** Work to do **
Retype the listing that follows, word for word.

** The input **
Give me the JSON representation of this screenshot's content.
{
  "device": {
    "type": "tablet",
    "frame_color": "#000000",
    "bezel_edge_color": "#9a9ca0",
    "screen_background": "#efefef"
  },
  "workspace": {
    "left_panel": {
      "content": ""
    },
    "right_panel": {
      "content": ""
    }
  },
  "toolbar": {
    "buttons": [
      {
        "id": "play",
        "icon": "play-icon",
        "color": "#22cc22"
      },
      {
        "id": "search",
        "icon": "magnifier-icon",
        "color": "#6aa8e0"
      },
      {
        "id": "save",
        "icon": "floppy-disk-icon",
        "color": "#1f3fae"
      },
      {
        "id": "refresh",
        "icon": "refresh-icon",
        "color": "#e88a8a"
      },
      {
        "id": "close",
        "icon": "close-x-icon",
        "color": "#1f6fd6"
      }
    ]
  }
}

** Completed exercise **
Give me the JSON representation of this screenshot's content.
{
  "device": {
    "type": "tablet",
    "frame_color": "#000000",
    "bezel_edge_color": "#9a9ca0",
    "screen_background": "#efefef"
  },
  "workspace": {
    "left_panel": {
      "content": ""
    },
    "right_panel": {
      "content": ""
    }
  },
  "toolbar": {
    "buttons": [
      {
        "id": "play",
        "icon": "play-icon",
        "color": "#22cc22"
      },
      {
        "id": "search",
        "icon": "magnifier-icon",
        "color": "#6aa8e0"
      },
      {
        "id": "save",
        "icon": "floppy-disk-icon",
        "color": "#1f3fae"
      },
      {
        "id": "refresh",
        "icon": "refresh-icon",
        "color": "#e88a8a"
      },
      {
        "id": "close",
        "icon": "close-x-icon",
        "color": "#1f6fd6"
      }
    ]
  }
}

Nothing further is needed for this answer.